Collection entries

>>>

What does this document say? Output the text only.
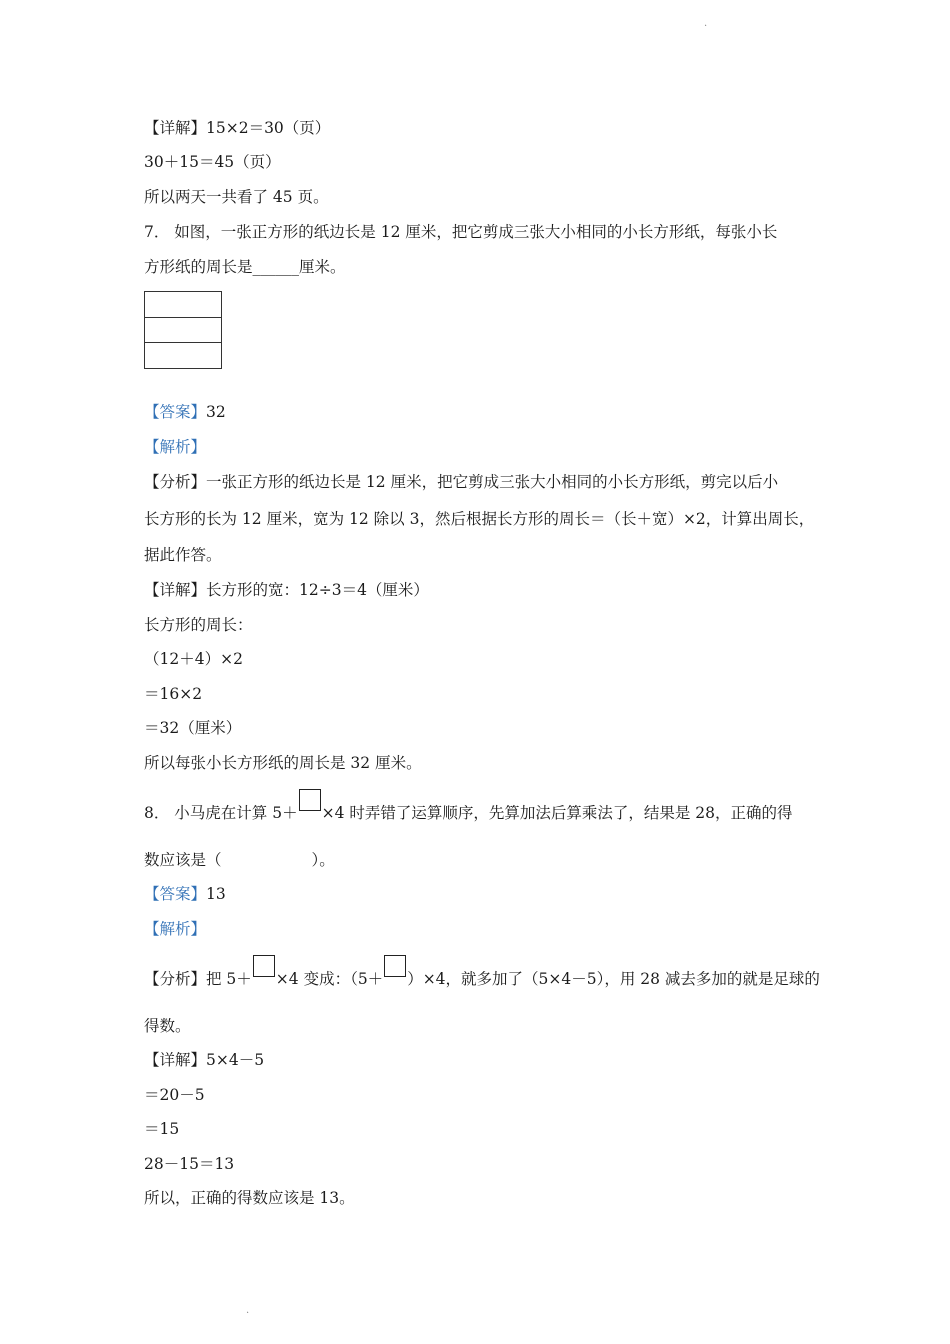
.
【详解】15×2＝30（页）
30＋15＝45（页）
所以两天一共看了 45 页。
7． 如图，一张正方形的纸边长是 12 厘米，把它剪成三张大小相同的小长方形纸，每张小长
方形纸的周长是______厘米。
【答案】32
【解析】
【分析】一张正方形的纸边长是 12 厘米，把它剪成三张大小相同的小长方形纸，剪完以后小
长方形的长为 12 厘米，宽为 12 除以 3，然后根据长方形的周长＝（长＋宽）×2，计算出周长，
据此作答。
【详解】长方形的宽：12÷3＝4（厘米）
长方形的周长：
（12＋4）×2
＝16×2
＝32（厘米）
所以每张小长方形纸的周长是 32 厘米。
8． 小马虎在计算 5＋ ×4 时弄错了运算顺序，先算加法后算乘法了，结果是 28，正确的得
数应该是（	）。
【答案】13
【解析】
【分析】把 5＋ ×4 变成：（5＋ ）×4，就多加了（5×4－5），用 28 减去多加的就是足球的
得数。
【详解】5×4－5
＝20－5
＝15
28－15＝13
所以，正确的得数应该是 13。
.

<<<

Transcribe the records above exactly, omitting every picture they contain.

Correct output
What does this document say? Output the text only.
.
【详解】15×2＝30（页）
30＋15＝45（页）
所以两天一共看了 45 页。
7． 如图，一张正方形的纸边长是 12 厘米，把它剪成三张大小相同的小长方形纸，每张小长
方形纸的周长是______厘米。
【答案】32
【解析】
【分析】一张正方形的纸边长是 12 厘米，把它剪成三张大小相同的小长方形纸，剪完以后小
长方形的长为 12 厘米，宽为 12 除以 3，然后根据长方形的周长＝（长＋宽）×2，计算出周长，
据此作答。
【详解】长方形的宽：12÷3＝4（厘米）
长方形的周长：
（12＋4）×2
＝16×2
＝32（厘米）
所以每张小长方形纸的周长是 32 厘米。
8． 小马虎在计算 5＋ ×4 时弄错了运算顺序，先算加法后算乘法了，结果是 28，正确的得
数应该是（	）。
【答案】13
【解析】
【分析】把 5＋ ×4 变成：（5＋ ）×4，就多加了（5×4－5），用 28 减去多加的就是足球的
得数。
【详解】5×4－5
＝20－5
＝15
28－15＝13
所以，正确的得数应该是 13。
.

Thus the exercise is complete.